## START ENTRIES PROVIDED

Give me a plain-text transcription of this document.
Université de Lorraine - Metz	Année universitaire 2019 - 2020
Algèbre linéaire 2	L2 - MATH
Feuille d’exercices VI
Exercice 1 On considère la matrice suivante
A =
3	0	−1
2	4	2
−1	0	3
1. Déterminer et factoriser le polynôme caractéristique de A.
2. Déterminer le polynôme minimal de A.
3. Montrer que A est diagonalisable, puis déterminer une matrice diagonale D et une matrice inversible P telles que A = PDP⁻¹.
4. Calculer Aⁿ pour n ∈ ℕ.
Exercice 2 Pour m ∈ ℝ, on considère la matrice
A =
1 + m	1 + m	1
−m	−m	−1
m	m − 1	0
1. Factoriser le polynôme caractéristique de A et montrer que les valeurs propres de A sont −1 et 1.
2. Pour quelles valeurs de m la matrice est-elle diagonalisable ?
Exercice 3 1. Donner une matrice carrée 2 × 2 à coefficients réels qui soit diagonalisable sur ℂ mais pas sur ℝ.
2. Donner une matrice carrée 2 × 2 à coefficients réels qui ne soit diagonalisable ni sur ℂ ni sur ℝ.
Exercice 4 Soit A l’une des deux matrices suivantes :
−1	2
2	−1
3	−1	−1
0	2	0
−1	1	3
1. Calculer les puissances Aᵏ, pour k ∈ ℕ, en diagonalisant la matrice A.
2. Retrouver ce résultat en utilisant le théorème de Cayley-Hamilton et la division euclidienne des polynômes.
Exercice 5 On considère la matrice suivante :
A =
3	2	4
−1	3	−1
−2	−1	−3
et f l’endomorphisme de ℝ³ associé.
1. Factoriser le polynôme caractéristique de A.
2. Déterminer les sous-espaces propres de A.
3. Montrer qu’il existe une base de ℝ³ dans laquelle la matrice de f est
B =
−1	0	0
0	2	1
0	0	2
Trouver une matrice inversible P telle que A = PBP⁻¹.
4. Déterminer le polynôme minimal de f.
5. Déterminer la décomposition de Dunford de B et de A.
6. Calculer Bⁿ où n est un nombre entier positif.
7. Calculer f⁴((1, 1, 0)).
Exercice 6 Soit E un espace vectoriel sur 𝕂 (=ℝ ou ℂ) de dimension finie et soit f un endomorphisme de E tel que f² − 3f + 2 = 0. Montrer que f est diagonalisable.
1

## END ENTRIES PROVIDED

> WHAT THE TASK ASKS
Take the entries above and copy them out exactly.

> WRITTEN RESPONSE
Give me a plain-text transcription of this document.
Université de Lorraine - Metz	Année universitaire 2019 - 2020
Algèbre linéaire 2	L2 - MATH
Feuille d’exercices VI
Exercice 1 On considère la matrice suivante
A =
3	0	−1
2	4	2
−1	0	3
1. Déterminer et factoriser le polynôme caractéristique de A.
2. Déterminer le polynôme minimal de A.
3. Montrer que A est diagonalisable, puis déterminer une matrice diagonale D et une matrice inversible P telles que A = PDP⁻¹.
4. Calculer Aⁿ pour n ∈ ℕ.
Exercice 2 Pour m ∈ ℝ, on considère la matrice
A =
1 + m	1 + m	1
−m	−m	−1
m	m − 1	0
1. Factoriser le polynôme caractéristique de A et montrer que les valeurs propres de A sont −1 et 1.
2. Pour quelles valeurs de m la matrice est-elle diagonalisable ?
Exercice 3 1. Donner une matrice carrée 2 × 2 à coefficients réels qui soit diagonalisable sur ℂ mais pas sur ℝ.
2. Donner une matrice carrée 2 × 2 à coefficients réels qui ne soit diagonalisable ni sur ℂ ni sur ℝ.
Exercice 4 Soit A l’une des deux matrices suivantes :
−1	2
2	−1
3	−1	−1
0	2	0
−1	1	3
1. Calculer les puissances Aᵏ, pour k ∈ ℕ, en diagonalisant la matrice A.
2. Retrouver ce résultat en utilisant le théorème de Cayley-Hamilton et la division euclidienne des polynômes.
Exercice 5 On considère la matrice suivante :
A =
3	2	4
−1	3	−1
−2	−1	−3
et f l’endomorphisme de ℝ³ associé.
1. Factoriser le polynôme caractéristique de A.
2. Déterminer les sous-espaces propres de A.
3. Montrer qu’il existe une base de ℝ³ dans laquelle la matrice de f est
B =
−1	0	0
0	2	1
0	0	2
Trouver une matrice inversible P telle que A = PBP⁻¹.
4. Déterminer le polynôme minimal de f.
5. Déterminer la décomposition de Dunford de B et de A.
6. Calculer Bⁿ où n est un nombre entier positif.
7. Calculer f⁴((1, 1, 0)).
Exercice 6 Soit E un espace vectoriel sur 𝕂 (=ℝ ou ℂ) de dimension finie et soit f un endomorphisme de E tel que f² − 3f + 2 = 0. Montrer que f est diagonalisable.
1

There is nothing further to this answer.